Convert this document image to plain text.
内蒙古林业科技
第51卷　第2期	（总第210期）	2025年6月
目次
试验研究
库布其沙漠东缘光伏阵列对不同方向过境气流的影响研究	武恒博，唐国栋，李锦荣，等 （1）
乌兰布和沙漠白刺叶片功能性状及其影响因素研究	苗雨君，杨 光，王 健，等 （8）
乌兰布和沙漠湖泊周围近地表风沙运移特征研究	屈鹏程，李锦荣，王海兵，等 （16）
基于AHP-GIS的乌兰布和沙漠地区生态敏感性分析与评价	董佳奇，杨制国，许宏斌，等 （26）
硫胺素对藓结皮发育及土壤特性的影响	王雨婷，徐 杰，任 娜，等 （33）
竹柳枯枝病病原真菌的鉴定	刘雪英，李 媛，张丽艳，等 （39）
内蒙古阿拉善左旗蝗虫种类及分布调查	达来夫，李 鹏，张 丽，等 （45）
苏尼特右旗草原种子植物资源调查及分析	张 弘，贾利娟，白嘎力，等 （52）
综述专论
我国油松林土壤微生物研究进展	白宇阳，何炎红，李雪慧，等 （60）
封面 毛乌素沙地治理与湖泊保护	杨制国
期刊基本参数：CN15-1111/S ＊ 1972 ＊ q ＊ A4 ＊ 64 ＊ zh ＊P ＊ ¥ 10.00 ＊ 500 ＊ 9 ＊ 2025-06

▸ **The problem**: Write every line of the material above again, exactly.

▸ **Solution to this problem**:
Convert this document image to plain text.
内蒙古林业科技
第51卷　第2期	（总第210期）	2025年6月
目次
试验研究
库布其沙漠东缘光伏阵列对不同方向过境气流的影响研究	武恒博，唐国栋，李锦荣，等 （1）
乌兰布和沙漠白刺叶片功能性状及其影响因素研究	苗雨君，杨 光，王 健，等 （8）
乌兰布和沙漠湖泊周围近地表风沙运移特征研究	屈鹏程，李锦荣，王海兵，等 （16）
基于AHP-GIS的乌兰布和沙漠地区生态敏感性分析与评价	董佳奇，杨制国，许宏斌，等 （26）
硫胺素对藓结皮发育及土壤特性的影响	王雨婷，徐 杰，任 娜，等 （33）
竹柳枯枝病病原真菌的鉴定	刘雪英，李 媛，张丽艳，等 （39）
内蒙古阿拉善左旗蝗虫种类及分布调查	达来夫，李 鹏，张 丽，等 （45）
苏尼特右旗草原种子植物资源调查及分析	张 弘，贾利娟，白嘎力，等 （52）
综述专论
我国油松林土壤微生物研究进展	白宇阳，何炎红，李雪慧，等 （60）
封面 毛乌素沙地治理与湖泊保护	杨制国
期刊基本参数：CN15-1111/S ＊ 1972 ＊ q ＊ A4 ＊ 64 ＊ zh ＊P ＊ ¥ 10.00 ＊ 500 ＊ 9 ＊ 2025-06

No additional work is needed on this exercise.